------ SUPPLIED DATA
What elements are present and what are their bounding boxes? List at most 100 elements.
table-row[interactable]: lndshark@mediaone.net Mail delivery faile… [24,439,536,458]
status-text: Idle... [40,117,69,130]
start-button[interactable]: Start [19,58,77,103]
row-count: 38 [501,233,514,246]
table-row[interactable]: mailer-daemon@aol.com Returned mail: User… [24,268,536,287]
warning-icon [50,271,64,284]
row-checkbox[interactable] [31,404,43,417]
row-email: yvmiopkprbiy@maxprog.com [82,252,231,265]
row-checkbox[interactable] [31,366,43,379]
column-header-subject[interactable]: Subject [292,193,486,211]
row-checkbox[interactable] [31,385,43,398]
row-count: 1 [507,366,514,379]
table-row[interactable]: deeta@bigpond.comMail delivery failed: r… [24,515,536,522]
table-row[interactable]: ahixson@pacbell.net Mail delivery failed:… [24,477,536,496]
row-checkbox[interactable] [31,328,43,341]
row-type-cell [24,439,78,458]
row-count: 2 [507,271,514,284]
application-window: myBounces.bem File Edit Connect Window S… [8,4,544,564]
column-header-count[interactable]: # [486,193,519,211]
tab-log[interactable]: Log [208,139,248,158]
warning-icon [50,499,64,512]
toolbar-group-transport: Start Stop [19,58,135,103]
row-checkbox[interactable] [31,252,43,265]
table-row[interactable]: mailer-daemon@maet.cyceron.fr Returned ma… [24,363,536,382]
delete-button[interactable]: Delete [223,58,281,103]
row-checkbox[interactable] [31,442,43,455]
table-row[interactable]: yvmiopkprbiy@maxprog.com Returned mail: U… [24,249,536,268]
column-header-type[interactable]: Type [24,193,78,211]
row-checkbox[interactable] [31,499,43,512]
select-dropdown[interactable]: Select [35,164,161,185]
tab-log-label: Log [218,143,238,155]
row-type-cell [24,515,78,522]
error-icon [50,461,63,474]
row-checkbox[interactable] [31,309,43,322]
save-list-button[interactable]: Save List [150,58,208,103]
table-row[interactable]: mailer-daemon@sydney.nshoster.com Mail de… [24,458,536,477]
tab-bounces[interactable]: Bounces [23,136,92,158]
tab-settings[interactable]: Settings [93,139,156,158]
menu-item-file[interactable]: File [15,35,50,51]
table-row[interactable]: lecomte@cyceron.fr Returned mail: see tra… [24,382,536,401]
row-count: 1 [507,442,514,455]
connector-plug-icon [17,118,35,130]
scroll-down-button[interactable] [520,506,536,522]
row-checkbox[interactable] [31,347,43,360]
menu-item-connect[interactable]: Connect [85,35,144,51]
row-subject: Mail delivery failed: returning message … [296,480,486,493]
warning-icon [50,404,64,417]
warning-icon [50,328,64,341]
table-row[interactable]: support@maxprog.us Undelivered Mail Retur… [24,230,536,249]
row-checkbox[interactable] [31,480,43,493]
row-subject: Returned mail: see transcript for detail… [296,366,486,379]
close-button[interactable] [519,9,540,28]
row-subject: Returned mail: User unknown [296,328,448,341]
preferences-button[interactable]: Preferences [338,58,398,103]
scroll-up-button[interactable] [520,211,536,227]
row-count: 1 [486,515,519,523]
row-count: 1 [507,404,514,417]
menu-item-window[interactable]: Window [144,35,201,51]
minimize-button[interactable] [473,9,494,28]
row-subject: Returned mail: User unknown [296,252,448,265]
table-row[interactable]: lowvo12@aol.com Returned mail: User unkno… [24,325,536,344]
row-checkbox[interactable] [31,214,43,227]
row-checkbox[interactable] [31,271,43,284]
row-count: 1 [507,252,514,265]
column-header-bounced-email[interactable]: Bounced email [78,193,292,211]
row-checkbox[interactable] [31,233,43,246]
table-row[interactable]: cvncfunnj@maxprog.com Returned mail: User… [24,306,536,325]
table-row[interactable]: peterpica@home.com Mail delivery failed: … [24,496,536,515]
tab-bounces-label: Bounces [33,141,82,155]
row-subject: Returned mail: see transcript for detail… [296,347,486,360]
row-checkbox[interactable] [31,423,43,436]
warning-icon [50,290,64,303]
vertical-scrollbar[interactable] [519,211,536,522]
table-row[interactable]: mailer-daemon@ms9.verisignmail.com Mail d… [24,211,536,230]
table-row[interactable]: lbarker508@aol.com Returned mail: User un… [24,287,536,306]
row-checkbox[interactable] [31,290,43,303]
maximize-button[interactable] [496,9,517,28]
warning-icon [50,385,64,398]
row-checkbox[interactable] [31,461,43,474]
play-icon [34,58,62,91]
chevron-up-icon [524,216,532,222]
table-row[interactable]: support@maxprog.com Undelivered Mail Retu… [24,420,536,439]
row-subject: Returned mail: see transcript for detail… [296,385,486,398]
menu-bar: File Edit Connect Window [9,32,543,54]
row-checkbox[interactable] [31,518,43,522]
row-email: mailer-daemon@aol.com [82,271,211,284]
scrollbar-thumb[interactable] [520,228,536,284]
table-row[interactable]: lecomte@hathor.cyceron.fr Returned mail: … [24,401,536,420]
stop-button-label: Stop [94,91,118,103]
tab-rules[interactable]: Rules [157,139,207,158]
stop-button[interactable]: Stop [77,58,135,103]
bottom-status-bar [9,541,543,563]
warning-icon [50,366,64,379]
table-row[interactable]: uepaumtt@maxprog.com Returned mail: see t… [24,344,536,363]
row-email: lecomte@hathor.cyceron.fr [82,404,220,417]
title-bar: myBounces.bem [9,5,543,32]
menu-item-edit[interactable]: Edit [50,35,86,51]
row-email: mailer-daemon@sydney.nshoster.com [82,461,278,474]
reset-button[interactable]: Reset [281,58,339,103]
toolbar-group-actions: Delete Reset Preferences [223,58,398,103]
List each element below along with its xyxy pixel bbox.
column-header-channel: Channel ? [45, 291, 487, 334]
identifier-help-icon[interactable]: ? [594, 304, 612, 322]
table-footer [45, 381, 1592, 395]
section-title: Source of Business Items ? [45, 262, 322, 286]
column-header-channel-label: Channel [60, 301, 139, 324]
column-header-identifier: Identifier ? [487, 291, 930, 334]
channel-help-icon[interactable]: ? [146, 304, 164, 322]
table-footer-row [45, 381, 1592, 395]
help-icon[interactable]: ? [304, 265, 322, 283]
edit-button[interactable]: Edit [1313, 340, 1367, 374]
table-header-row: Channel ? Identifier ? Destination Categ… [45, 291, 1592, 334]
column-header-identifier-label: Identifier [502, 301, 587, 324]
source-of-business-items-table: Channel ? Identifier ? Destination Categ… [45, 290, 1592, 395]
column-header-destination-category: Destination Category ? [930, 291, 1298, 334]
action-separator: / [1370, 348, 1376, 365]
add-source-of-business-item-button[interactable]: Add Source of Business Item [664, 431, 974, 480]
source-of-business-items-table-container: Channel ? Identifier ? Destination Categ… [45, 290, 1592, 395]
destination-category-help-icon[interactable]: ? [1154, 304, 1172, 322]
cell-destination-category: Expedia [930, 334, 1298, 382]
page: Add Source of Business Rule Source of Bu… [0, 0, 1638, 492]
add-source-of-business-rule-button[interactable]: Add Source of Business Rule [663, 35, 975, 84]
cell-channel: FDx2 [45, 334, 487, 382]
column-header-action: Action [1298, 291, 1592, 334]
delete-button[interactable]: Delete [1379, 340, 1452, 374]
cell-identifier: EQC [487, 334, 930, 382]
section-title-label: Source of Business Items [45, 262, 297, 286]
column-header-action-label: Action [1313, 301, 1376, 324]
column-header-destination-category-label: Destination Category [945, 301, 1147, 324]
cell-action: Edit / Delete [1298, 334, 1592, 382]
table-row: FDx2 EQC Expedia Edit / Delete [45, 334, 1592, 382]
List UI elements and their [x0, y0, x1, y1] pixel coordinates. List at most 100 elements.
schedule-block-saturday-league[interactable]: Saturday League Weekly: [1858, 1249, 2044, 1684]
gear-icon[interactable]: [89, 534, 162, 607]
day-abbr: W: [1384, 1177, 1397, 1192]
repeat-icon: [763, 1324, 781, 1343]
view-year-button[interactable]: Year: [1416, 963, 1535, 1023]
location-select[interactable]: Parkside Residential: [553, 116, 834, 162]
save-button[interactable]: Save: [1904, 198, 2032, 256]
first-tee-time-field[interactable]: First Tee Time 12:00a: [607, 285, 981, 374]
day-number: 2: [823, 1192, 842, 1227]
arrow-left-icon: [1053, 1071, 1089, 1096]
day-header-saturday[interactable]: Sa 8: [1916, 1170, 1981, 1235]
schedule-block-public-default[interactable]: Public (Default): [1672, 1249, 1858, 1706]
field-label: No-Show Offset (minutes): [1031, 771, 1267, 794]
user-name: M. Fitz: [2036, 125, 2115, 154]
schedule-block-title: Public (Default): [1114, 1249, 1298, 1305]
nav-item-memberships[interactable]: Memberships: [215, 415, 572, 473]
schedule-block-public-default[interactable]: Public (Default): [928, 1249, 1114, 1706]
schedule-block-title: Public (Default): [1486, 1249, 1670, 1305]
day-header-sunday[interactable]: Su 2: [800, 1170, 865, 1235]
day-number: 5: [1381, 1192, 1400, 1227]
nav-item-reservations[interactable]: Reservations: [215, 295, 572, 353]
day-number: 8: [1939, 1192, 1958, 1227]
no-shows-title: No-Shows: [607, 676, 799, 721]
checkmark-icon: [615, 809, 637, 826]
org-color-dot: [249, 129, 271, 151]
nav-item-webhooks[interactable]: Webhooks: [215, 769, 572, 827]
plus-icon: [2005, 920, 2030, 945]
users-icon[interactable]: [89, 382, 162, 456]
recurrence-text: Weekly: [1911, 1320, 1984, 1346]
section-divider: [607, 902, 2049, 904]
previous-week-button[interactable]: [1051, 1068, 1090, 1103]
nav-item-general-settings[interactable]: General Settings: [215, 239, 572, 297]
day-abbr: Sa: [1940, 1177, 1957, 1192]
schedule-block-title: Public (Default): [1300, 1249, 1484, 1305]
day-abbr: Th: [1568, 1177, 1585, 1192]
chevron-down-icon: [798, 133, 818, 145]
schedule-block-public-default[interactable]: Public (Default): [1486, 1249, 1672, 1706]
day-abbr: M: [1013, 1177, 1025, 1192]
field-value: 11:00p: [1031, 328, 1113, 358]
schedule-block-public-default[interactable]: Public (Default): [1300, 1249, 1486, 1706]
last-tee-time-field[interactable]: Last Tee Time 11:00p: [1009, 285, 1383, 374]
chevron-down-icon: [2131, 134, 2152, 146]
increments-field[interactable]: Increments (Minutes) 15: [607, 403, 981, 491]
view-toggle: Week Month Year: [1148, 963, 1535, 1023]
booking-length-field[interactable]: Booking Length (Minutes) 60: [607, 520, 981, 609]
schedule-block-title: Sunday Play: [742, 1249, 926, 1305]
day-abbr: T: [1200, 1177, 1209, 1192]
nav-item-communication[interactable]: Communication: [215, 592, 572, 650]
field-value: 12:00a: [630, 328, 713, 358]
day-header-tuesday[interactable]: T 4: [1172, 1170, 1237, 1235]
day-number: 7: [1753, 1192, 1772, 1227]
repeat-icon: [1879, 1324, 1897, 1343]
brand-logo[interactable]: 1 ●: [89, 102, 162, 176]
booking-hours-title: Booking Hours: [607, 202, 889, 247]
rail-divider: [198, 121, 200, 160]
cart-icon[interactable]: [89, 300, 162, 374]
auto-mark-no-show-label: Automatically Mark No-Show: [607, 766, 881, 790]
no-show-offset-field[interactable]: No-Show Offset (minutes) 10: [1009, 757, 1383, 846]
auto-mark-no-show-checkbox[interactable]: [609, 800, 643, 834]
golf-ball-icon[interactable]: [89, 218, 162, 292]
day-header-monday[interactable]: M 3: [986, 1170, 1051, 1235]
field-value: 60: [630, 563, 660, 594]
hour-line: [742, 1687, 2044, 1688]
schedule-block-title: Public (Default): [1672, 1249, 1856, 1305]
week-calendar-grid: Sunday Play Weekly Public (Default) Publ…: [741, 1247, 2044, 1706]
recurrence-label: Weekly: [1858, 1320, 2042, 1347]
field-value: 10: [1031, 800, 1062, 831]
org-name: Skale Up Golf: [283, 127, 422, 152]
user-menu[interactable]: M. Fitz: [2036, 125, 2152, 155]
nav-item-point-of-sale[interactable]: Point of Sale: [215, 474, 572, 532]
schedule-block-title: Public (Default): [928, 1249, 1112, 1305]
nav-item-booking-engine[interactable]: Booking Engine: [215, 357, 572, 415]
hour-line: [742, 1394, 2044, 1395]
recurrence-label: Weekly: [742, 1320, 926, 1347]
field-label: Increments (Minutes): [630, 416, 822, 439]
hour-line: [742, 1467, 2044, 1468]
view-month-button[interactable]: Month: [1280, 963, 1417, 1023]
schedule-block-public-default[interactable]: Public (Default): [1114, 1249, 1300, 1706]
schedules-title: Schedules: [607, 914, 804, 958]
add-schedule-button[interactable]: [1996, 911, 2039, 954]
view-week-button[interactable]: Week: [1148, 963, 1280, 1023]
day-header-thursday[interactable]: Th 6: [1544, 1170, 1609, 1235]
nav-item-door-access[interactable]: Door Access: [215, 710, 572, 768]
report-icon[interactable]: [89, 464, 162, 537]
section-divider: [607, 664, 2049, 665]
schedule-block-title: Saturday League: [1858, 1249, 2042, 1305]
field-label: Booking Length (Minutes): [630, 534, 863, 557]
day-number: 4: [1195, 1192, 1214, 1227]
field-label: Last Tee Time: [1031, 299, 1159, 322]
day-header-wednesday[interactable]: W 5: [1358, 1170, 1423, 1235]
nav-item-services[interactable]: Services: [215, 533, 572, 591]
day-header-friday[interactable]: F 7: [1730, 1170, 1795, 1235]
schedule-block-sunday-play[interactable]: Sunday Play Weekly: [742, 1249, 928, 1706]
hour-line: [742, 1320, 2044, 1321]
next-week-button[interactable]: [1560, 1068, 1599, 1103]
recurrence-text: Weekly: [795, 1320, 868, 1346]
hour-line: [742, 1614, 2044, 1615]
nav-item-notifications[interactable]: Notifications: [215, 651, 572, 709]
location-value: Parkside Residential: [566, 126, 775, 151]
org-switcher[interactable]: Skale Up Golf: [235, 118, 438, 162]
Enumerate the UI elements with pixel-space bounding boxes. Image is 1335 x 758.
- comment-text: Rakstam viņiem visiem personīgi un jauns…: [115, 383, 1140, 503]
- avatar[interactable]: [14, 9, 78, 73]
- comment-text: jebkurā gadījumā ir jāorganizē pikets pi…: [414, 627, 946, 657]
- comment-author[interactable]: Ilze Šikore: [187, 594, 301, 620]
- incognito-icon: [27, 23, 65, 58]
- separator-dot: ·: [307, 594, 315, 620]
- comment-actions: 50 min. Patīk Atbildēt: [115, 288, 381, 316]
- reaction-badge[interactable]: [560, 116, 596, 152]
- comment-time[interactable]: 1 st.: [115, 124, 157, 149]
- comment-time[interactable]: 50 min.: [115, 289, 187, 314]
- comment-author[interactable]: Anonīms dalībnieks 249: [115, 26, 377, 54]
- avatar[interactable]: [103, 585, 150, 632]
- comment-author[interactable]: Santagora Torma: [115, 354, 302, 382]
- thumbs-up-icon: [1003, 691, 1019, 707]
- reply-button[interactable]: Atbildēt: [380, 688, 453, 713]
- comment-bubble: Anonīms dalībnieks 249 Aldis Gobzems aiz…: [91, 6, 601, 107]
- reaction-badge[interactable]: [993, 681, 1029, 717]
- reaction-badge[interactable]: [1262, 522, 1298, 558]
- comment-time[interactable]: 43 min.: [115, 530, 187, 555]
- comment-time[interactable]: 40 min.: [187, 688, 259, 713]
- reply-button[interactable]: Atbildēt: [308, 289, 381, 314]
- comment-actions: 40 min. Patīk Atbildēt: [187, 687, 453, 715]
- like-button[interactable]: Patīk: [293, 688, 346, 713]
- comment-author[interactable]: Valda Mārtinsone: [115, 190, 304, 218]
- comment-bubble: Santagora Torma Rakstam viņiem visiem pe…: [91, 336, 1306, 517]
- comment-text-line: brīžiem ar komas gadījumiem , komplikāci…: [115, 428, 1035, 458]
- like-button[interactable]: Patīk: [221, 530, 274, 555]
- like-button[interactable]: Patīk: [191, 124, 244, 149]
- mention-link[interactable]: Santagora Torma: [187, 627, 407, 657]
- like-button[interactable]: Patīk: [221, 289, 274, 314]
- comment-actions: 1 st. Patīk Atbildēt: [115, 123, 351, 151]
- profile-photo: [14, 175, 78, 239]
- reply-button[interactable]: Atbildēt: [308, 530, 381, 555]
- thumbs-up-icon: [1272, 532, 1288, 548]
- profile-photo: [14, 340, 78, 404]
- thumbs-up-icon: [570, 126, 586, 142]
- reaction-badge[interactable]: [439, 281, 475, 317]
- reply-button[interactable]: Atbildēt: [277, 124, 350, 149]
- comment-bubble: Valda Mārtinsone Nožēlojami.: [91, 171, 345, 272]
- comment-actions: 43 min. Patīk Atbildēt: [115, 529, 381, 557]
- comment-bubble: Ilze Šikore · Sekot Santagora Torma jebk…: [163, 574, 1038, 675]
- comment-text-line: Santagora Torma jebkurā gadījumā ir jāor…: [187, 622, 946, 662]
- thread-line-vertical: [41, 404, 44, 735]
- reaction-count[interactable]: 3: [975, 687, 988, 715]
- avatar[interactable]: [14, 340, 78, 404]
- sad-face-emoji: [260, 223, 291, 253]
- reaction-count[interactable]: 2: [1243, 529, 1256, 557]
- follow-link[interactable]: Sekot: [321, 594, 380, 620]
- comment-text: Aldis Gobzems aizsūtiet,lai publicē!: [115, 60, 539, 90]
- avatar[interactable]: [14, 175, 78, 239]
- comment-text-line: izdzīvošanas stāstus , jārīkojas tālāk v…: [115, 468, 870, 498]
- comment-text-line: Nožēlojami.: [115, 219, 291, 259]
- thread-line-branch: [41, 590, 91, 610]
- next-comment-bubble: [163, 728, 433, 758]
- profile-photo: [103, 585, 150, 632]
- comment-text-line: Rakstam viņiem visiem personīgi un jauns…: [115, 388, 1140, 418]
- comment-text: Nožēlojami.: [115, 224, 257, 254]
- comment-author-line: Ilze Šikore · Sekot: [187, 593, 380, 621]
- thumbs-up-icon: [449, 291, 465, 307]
------------
EXERCISE DESCRIPTION — Copy the material word for word, from its very first line through the line containing "application-window: myBounces.bem File", including both of those lines.

TASK SOLUTION —
What elements are present and what are their bounding boxes? List at most 100 elements.
table-row[interactable]: lndshark@mediaone.net Mail delivery faile… [24,439,536,458]
status-text: Idle... [40,117,69,130]
start-button[interactable]: Start [19,58,77,103]
row-count: 38 [501,233,514,246]
table-row[interactable]: mailer-daemon@aol.com Returned mail: User… [24,268,536,287]
warning-icon [50,271,64,284]
row-checkbox[interactable] [31,404,43,417]
row-email: yvmiopkprbiy@maxprog.com [82,252,231,265]
row-checkbox[interactable] [31,366,43,379]
column-header-subject[interactable]: Subject [292,193,486,211]
row-checkbox[interactable] [31,385,43,398]
row-count: 1 [507,366,514,379]
table-row[interactable]: deeta@bigpond.comMail delivery failed: r… [24,515,536,522]
table-row[interactable]: ahixson@pacbell.net Mail delivery failed:… [24,477,536,496]
row-checkbox[interactable] [31,328,43,341]
row-type-cell [24,439,78,458]
row-count: 2 [507,271,514,284]
application-window: myBounces.bem File Edit Connect Window S… [8,4,544,564]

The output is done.